Stored entries:
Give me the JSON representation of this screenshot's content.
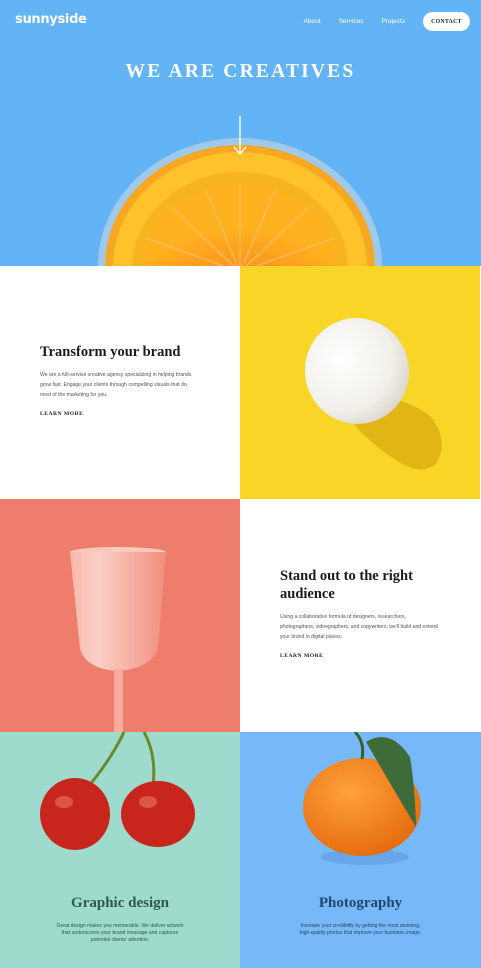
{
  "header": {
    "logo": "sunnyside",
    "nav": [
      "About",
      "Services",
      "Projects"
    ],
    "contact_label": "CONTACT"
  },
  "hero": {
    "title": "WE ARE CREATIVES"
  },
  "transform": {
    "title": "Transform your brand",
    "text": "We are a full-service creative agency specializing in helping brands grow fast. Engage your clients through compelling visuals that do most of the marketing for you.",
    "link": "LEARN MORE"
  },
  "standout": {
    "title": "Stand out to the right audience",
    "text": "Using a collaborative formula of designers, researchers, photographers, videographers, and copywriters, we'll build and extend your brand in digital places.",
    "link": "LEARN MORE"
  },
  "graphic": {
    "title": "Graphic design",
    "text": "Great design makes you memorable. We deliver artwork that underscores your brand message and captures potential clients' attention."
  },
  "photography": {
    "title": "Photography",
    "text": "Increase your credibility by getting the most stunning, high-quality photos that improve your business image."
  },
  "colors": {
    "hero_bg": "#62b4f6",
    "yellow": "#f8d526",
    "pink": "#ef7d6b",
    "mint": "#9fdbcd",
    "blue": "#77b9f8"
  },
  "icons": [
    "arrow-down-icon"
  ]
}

● **JOB**
Take each line containing the string "title" and copy it out.

● **COMPLETE RESPONSE**
    "title": "WE ARE CREATIVES"
    "title": "Transform your brand",
    "title": "Stand out to the right audience",
    "title": "Graphic design",
    "title": "Photography",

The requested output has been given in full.